» EXERCISE: Switch "folder-icon" to "directory-icon" everywhere in the data below and keep everything else unchanged. Leave the pictures out of your answer.

» ROWS:
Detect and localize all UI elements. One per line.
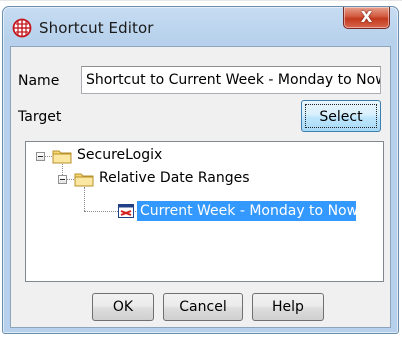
background-edge xyxy=(0,0,402,1)
tree-connector xyxy=(84,187,86,211)
title-bar[interactable]: Shortcut Editor X xyxy=(3,7,398,47)
dialog-body: Name Shortcut to Current Week - Monday t… xyxy=(10,46,391,328)
ok-button[interactable]: OK xyxy=(92,293,154,321)
help-button[interactable]: Help xyxy=(252,293,324,321)
cancel-button[interactable]: Cancel xyxy=(163,293,243,321)
tree-item-current-week[interactable]: Current Week - Monday to Now xyxy=(137,201,358,221)
shortcut-editor-dialog: Shortcut Editor X Name Shortcut to Curre… xyxy=(2,6,399,334)
name-label: Name xyxy=(18,73,60,89)
tree-connector xyxy=(45,156,52,158)
calendar-range-icon xyxy=(118,204,134,218)
close-button[interactable]: X xyxy=(343,7,390,29)
close-icon: X xyxy=(360,8,373,26)
folder-icon xyxy=(74,173,94,187)
globe-grid-icon xyxy=(12,18,32,38)
name-field[interactable]: Shortcut to Current Week - Monday to Now xyxy=(81,66,381,94)
target-tree[interactable]: SecureLogix Relative Date Ranges Current… xyxy=(25,141,384,282)
collapse-child-icon[interactable] xyxy=(58,175,67,184)
window-title: Shortcut Editor xyxy=(39,19,154,37)
select-button-label: Select xyxy=(305,104,377,128)
target-label: Target xyxy=(18,109,62,125)
folder-icon xyxy=(52,150,72,164)
tree-item-securelogix[interactable]: SecureLogix xyxy=(77,147,162,163)
select-button[interactable]: Select xyxy=(301,100,381,132)
tree-item-relative-date-ranges[interactable]: Relative Date Ranges xyxy=(99,170,250,186)
collapse-root-icon[interactable] xyxy=(36,152,45,161)
tree-connector xyxy=(67,179,74,181)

» FULL SOLUTION:
Detect and localize all UI elements. One per line.
background-edge xyxy=(0,0,402,1)
tree-connector xyxy=(84,187,86,211)
title-bar[interactable]: Shortcut Editor X xyxy=(3,7,398,47)
dialog-body: Name Shortcut to Current Week - Monday t… xyxy=(10,46,391,328)
ok-button[interactable]: OK xyxy=(92,293,154,321)
help-button[interactable]: Help xyxy=(252,293,324,321)
cancel-button[interactable]: Cancel xyxy=(163,293,243,321)
tree-item-current-week[interactable]: Current Week - Monday to Now xyxy=(137,201,358,221)
shortcut-editor-dialog: Shortcut Editor X Name Shortcut to Curre… xyxy=(2,6,399,334)
name-label: Name xyxy=(18,73,60,89)
tree-connector xyxy=(45,156,52,158)
calendar-range-icon xyxy=(118,204,134,218)
close-button[interactable]: X xyxy=(343,7,390,29)
close-icon: X xyxy=(360,8,373,26)
directory-icon xyxy=(74,173,94,187)
globe-grid-icon xyxy=(12,18,32,38)
name-field[interactable]: Shortcut to Current Week - Monday to Now xyxy=(81,66,381,94)
target-tree[interactable]: SecureLogix Relative Date Ranges Current… xyxy=(25,141,384,282)
collapse-child-icon[interactable] xyxy=(58,175,67,184)
window-title: Shortcut Editor xyxy=(39,19,154,37)
select-button-label: Select xyxy=(305,104,377,128)
target-label: Target xyxy=(18,109,62,125)
directory-icon xyxy=(52,150,72,164)
tree-item-securelogix[interactable]: SecureLogix xyxy=(77,147,162,163)
select-button[interactable]: Select xyxy=(301,100,381,132)
tree-item-relative-date-ranges[interactable]: Relative Date Ranges xyxy=(99,170,250,186)
collapse-root-icon[interactable] xyxy=(36,152,45,161)
tree-connector xyxy=(67,179,74,181)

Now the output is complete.